THE REQUEST => Output all the data exactly. Pictures do not belong in the copy.

═══ TASK DATA ═══

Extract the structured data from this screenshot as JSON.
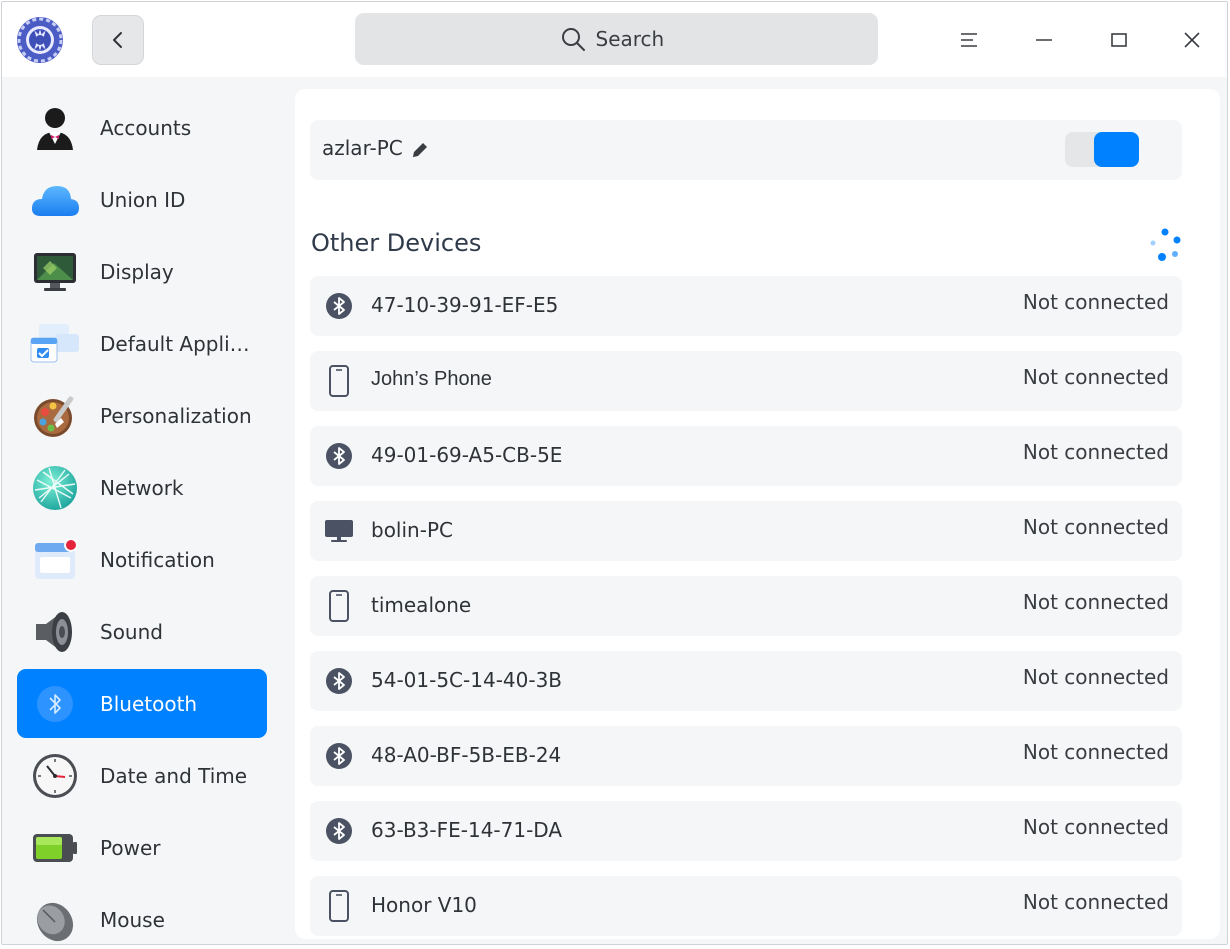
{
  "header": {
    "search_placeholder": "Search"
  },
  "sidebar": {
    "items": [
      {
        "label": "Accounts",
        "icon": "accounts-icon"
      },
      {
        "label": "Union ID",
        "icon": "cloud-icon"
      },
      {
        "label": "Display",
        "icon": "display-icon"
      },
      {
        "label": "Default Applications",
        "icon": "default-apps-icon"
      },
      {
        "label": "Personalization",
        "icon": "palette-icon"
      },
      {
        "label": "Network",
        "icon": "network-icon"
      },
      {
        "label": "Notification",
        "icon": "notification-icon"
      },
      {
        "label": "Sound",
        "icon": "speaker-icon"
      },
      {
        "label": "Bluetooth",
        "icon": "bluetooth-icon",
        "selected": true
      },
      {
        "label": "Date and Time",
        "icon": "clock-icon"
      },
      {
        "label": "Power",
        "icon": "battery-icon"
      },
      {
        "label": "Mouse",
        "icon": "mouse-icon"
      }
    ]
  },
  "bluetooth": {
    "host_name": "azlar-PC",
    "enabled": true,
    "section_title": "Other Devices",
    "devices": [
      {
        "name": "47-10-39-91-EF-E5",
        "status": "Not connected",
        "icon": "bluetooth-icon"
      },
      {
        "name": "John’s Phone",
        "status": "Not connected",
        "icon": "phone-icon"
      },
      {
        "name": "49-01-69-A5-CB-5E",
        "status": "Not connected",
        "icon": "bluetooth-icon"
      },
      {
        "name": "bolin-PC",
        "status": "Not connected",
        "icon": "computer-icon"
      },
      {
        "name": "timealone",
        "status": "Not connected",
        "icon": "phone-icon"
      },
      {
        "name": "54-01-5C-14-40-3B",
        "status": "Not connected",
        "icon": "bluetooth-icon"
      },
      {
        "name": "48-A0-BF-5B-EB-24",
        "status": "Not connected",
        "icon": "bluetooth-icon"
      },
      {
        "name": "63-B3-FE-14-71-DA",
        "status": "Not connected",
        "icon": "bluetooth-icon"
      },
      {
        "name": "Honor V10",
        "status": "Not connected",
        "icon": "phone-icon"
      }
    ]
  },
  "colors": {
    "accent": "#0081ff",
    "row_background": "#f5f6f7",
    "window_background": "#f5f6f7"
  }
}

═══

RESULT FOR THIS EXERCISE =>
Extract the structured data from this screenshot as JSON.
{
  "header": {
    "search_placeholder": "Search"
  },
  "sidebar": {
    "items": [
      {
        "label": "Accounts",
        "icon": "accounts-icon"
      },
      {
        "label": "Union ID",
        "icon": "cloud-icon"
      },
      {
        "label": "Display",
        "icon": "display-icon"
      },
      {
        "label": "Default Applications",
        "icon": "default-apps-icon"
      },
      {
        "label": "Personalization",
        "icon": "palette-icon"
      },
      {
        "label": "Network",
        "icon": "network-icon"
      },
      {
        "label": "Notification",
        "icon": "notification-icon"
      },
      {
        "label": "Sound",
        "icon": "speaker-icon"
      },
      {
        "label": "Bluetooth",
        "icon": "bluetooth-icon",
        "selected": true
      },
      {
        "label": "Date and Time",
        "icon": "clock-icon"
      },
      {
        "label": "Power",
        "icon": "battery-icon"
      },
      {
        "label": "Mouse",
        "icon": "mouse-icon"
      }
    ]
  },
  "bluetooth": {
    "host_name": "azlar-PC",
    "enabled": true,
    "section_title": "Other Devices",
    "devices": [
      {
        "name": "47-10-39-91-EF-E5",
        "status": "Not connected",
        "icon": "bluetooth-icon"
      },
      {
        "name": "John’s Phone",
        "status": "Not connected",
        "icon": "phone-icon"
      },
      {
        "name": "49-01-69-A5-CB-5E",
        "status": "Not connected",
        "icon": "bluetooth-icon"
      },
      {
        "name": "bolin-PC",
        "status": "Not connected",
        "icon": "computer-icon"
      },
      {
        "name": "timealone",
        "status": "Not connected",
        "icon": "phone-icon"
      },
      {
        "name": "54-01-5C-14-40-3B",
        "status": "Not connected",
        "icon": "bluetooth-icon"
      },
      {
        "name": "48-A0-BF-5B-EB-24",
        "status": "Not connected",
        "icon": "bluetooth-icon"
      },
      {
        "name": "63-B3-FE-14-71-DA",
        "status": "Not connected",
        "icon": "bluetooth-icon"
      },
      {
        "name": "Honor V10",
        "status": "Not connected",
        "icon": "phone-icon"
      }
    ]
  },
  "colors": {
    "accent": "#0081ff",
    "row_background": "#f5f6f7",
    "window_background": "#f5f6f7"
  }
}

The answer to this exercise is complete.